### Stored records
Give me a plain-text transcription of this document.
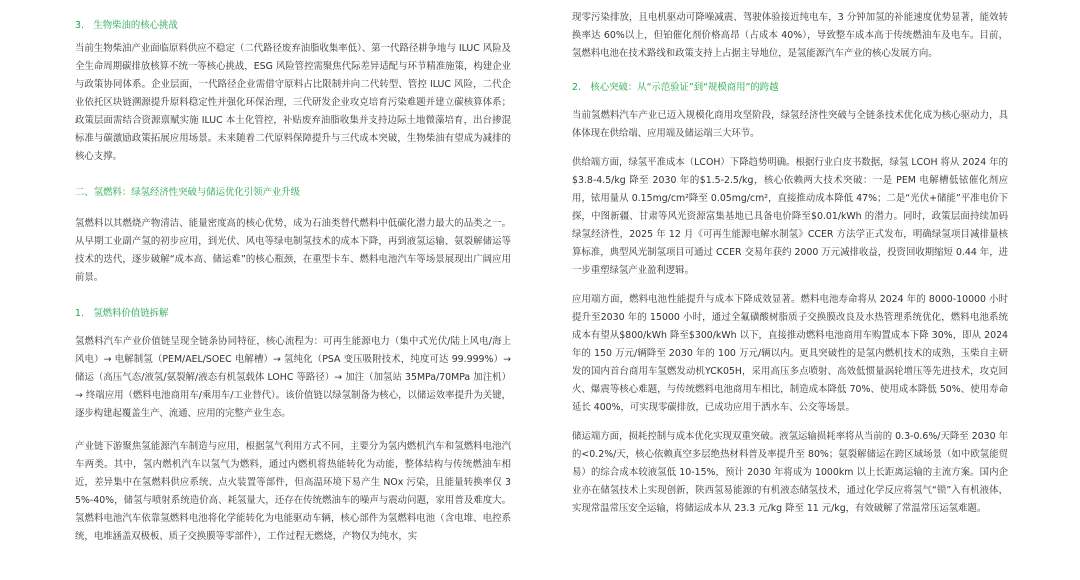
3.　生物柴油的核心挑战

当前生物柴油产业面临原料供应不稳定（二代路径废弃油脂收集率低）、第一代路径耕争地与 ILUC 风险及全生命周期碳排放核算不统一等核心挑战，ESG 风险管控需聚焦代际差异适配与环节精准施策，构建企业与政策协同体系。企业层面，一代路径企业需借守原料占比限制并向二代转型、管控 ILUC 风险，二代企业依托区块链溯源提升原料稳定性并强化环保治理，三代研发企业攻克培育污染难题并建立碳核算体系；政策层面需结合资源禀赋实施 ILUC 本土化管控，补贴废弃油脂收集并支持边际土地微藻培育，出台掺混标准与碳激励政策拓展应用场景。未来随着二代原料保障提升与三代成本突破，生物柴油有望成为减排的核心支撑。

二、氢燃料：绿氢经济性突破与储运优化引领产业升级

氢燃料以其燃烧产物清洁、能量密度高的核心优势，成为石油类替代燃料中低碳化潜力最大的品类之一。从早期工业副产氢的初步应用，到光伏、风电等绿电制氢技术的成本下降，再到液氢运输、氨裂解储运等技术的迭代，逐步破解“成本高、储运难”的核心瓶颈，在重型卡车、燃料电池汽车等场景展现出广阔应用前景。

1.　氢燃料价值链拆解

氢燃料汽车产业价值链呈现全链条协同特征，核心流程为：可再生能源电力（集中式光伏/陆上风电/海上风电）→ 电解制氢（PEM/AEL/SOEC 电解槽）→ 氢纯化（PSA 变压吸附技术，纯度可达 99.999%）→储运（高压气态/液氢/氨裂解/液态有机氢载体 LOHC 等路径）→ 加注（加氢站 35MPa/70MPa 加注机）→ 终端应用（燃料电池商用车/乘用车/工业替代）。该价值链以绿氢制备为核心，以储运效率提升为关键，逐步构建起覆盖生产、流通、应用的完整产业生态。

产业链下游聚焦氢能源汽车制造与应用，根据氢气利用方式不同，主要分为氢内燃机汽车和氢燃料电池汽车两类。其中，氢内燃机汽车以氢气为燃料，通过内燃机将热能转化为动能，整体结构与传统燃油车相近，差异集中在氢燃料供应系统、点火装置等部件，但高温环境下易产生 NOx 污染，且能量转换率仅 35%-40%，储氢与喷射系统造价高、耗氢量大，还存在传统燃油车的噪声与震动问题，家用普及难度大。氢燃料电池汽车依靠氢燃料电池将化学能转化为电能驱动车辆，核心部件为氢燃料电池（含电堆、电控系统，电堆涵盖双极板、质子交换膜等零部件），工作过程无燃烧，产物仅为纯水，实

现零污染排放，且电机驱动可降噪减震、驾驶体验接近纯电车，3 分钟加氢的补能速度优势显著，能效转换率达 60%以上，但铂催化剂价格高昂（占成本 40%），导致整车成本高于传统燃油车及电车。目前，氢燃料电池在技术路线和政策支持上占据主导地位，是氢能源汽车产业的核心发展方向。

2.　核心突破：从“示范验证”到“规模商用”的跨越

当前氢燃料汽车产业已迈入规模化商用攻坚阶段，绿氢经济性突破与全链条技术优化成为核心驱动力，具体体现在供给端、应用端及储运端三大环节。

供给端方面，绿氢平准成本（LCOH）下降趋势明确。根据行业白皮书数据，绿氢 LCOH 将从 2024 年的$3.8-4.5/kg 降至 2030 年的$1.5-2.5/kg，核心依赖两大技术突破：一是 PEM 电解槽低铱催化剂应用，铱用量从 0.15mg/cm²降至 0.05mg/cm²，直接推动成本降低 47%；二是“光伏+储能”平准电价下探，中图新疆、甘肃等风光资源富集基地已具备电价降至$0.01/kWh 的潜力。同时，政策层面持续加码绿氢经济性，2025 年 12 月《可再生能源电解水制氢》CCER 方法学正式发布，明确绿氢项目减排量核算标准，典型风光制氢项目可通过 CCER 交易年获约 2000 万元减排收益，投资回收期缩短 0.44 年，进一步重塑绿氢产业盈利逻辑。

应用端方面，燃料电池性能提升与成本下降成效显著。燃料电池寿命将从 2024 年的 8000-10000 小时提升至2030 年的 15000 小时，通过全氟磺酸树脂质子交换膜改良及水热管理系统优化，燃料电池系统成本有望从$800/kWh 降至$300/kWh 以下，直接推动燃料电池商用车购置成本下降 30%，即从 2024 年的 150 万元/辆降至 2030 年的 100 万元/辆以内。更具突破性的是氢内燃机技术的成熟，玉柴自主研发的国内首台商用车氢燃发动机YCK05H，采用高压多点喷射、高效低惯量涡轮增压等先进技术，攻克回火、爆震等核心难题，与传统燃料电池商用车相比，制造成本降低 70%、使用成本降低 50%、使用寿命延长 400%，可实现零碳排放，已成功应用于洒水车、公交等场景。

储运端方面，损耗控制与成本优化实现双重突破。液氢运输损耗率将从当前的 0.3-0.6%/天降至 2030 年的<0.2%/天，核心依赖真空多层绝热材料普及率提升至 80%；氨裂解储运在跨区域场景（如中欧氢能贸易）的综合成本较液氢低 10-15%，预计 2030 年将成为 1000km 以上长距离运输的主流方案。国内企业亦在储氢技术上实现创新，陕西氢易能源的有机液态储氢技术，通过化学反应将氢气“锁”入有机液体，实现常温常压安全运输，将储运成本从 23.3 元/kg 降至 11 元/kg，有效破解了常温常压运氢难题。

### The request
Give back every line exactly as it stands, pictures excluded.

### The answer
Give me a plain-text transcription of this document.
3.　生物柴油的核心挑战

当前生物柴油产业面临原料供应不稳定（二代路径废弃油脂收集率低）、第一代路径耕争地与 ILUC 风险及全生命周期碳排放核算不统一等核心挑战，ESG 风险管控需聚焦代际差异适配与环节精准施策，构建企业与政策协同体系。企业层面，一代路径企业需借守原料占比限制并向二代转型、管控 ILUC 风险，二代企业依托区块链溯源提升原料稳定性并强化环保治理，三代研发企业攻克培育污染难题并建立碳核算体系；政策层面需结合资源禀赋实施 ILUC 本土化管控，补贴废弃油脂收集并支持边际土地微藻培育，出台掺混标准与碳激励政策拓展应用场景。未来随着二代原料保障提升与三代成本突破，生物柴油有望成为减排的核心支撑。

二、氢燃料：绿氢经济性突破与储运优化引领产业升级

氢燃料以其燃烧产物清洁、能量密度高的核心优势，成为石油类替代燃料中低碳化潜力最大的品类之一。从早期工业副产氢的初步应用，到光伏、风电等绿电制氢技术的成本下降，再到液氢运输、氨裂解储运等技术的迭代，逐步破解“成本高、储运难”的核心瓶颈，在重型卡车、燃料电池汽车等场景展现出广阔应用前景。

1.　氢燃料价值链拆解

氢燃料汽车产业价值链呈现全链条协同特征，核心流程为：可再生能源电力（集中式光伏/陆上风电/海上风电）→ 电解制氢（PEM/AEL/SOEC 电解槽）→ 氢纯化（PSA 变压吸附技术，纯度可达 99.999%）→储运（高压气态/液氢/氨裂解/液态有机氢载体 LOHC 等路径）→ 加注（加氢站 35MPa/70MPa 加注机）→ 终端应用（燃料电池商用车/乘用车/工业替代）。该价值链以绿氢制备为核心，以储运效率提升为关键，逐步构建起覆盖生产、流通、应用的完整产业生态。

产业链下游聚焦氢能源汽车制造与应用，根据氢气利用方式不同，主要分为氢内燃机汽车和氢燃料电池汽车两类。其中，氢内燃机汽车以氢气为燃料，通过内燃机将热能转化为动能，整体结构与传统燃油车相近，差异集中在氢燃料供应系统、点火装置等部件，但高温环境下易产生 NOx 污染，且能量转换率仅 35%-40%，储氢与喷射系统造价高、耗氢量大，还存在传统燃油车的噪声与震动问题，家用普及难度大。氢燃料电池汽车依靠氢燃料电池将化学能转化为电能驱动车辆，核心部件为氢燃料电池（含电堆、电控系统，电堆涵盖双极板、质子交换膜等零部件），工作过程无燃烧，产物仅为纯水，实

现零污染排放，且电机驱动可降噪减震、驾驶体验接近纯电车，3 分钟加氢的补能速度优势显著，能效转换率达 60%以上，但铂催化剂价格高昂（占成本 40%），导致整车成本高于传统燃油车及电车。目前，氢燃料电池在技术路线和政策支持上占据主导地位，是氢能源汽车产业的核心发展方向。

2.　核心突破：从“示范验证”到“规模商用”的跨越

当前氢燃料汽车产业已迈入规模化商用攻坚阶段，绿氢经济性突破与全链条技术优化成为核心驱动力，具体体现在供给端、应用端及储运端三大环节。

供给端方面，绿氢平准成本（LCOH）下降趋势明确。根据行业白皮书数据，绿氢 LCOH 将从 2024 年的$3.8-4.5/kg 降至 2030 年的$1.5-2.5/kg，核心依赖两大技术突破：一是 PEM 电解槽低铱催化剂应用，铱用量从 0.15mg/cm²降至 0.05mg/cm²，直接推动成本降低 47%；二是“光伏+储能”平准电价下探，中图新疆、甘肃等风光资源富集基地已具备电价降至$0.01/kWh 的潜力。同时，政策层面持续加码绿氢经济性，2025 年 12 月《可再生能源电解水制氢》CCER 方法学正式发布，明确绿氢项目减排量核算标准，典型风光制氢项目可通过 CCER 交易年获约 2000 万元减排收益，投资回收期缩短 0.44 年，进一步重塑绿氢产业盈利逻辑。

应用端方面，燃料电池性能提升与成本下降成效显著。燃料电池寿命将从 2024 年的 8000-10000 小时提升至2030 年的 15000 小时，通过全氟磺酸树脂质子交换膜改良及水热管理系统优化，燃料电池系统成本有望从$800/kWh 降至$300/kWh 以下，直接推动燃料电池商用车购置成本下降 30%，即从 2024 年的 150 万元/辆降至 2030 年的 100 万元/辆以内。更具突破性的是氢内燃机技术的成熟，玉柴自主研发的国内首台商用车氢燃发动机YCK05H，采用高压多点喷射、高效低惯量涡轮增压等先进技术，攻克回火、爆震等核心难题，与传统燃料电池商用车相比，制造成本降低 70%、使用成本降低 50%、使用寿命延长 400%，可实现零碳排放，已成功应用于洒水车、公交等场景。

储运端方面，损耗控制与成本优化实现双重突破。液氢运输损耗率将从当前的 0.3-0.6%/天降至 2030 年的<0.2%/天，核心依赖真空多层绝热材料普及率提升至 80%；氨裂解储运在跨区域场景（如中欧氢能贸易）的综合成本较液氢低 10-15%，预计 2030 年将成为 1000km 以上长距离运输的主流方案。国内企业亦在储氢技术上实现创新，陕西氢易能源的有机液态储氢技术，通过化学反应将氢气“锁”入有机液体，实现常温常压安全运输，将储运成本从 23.3 元/kg 降至 11 元/kg，有效破解了常温常压运氢难题。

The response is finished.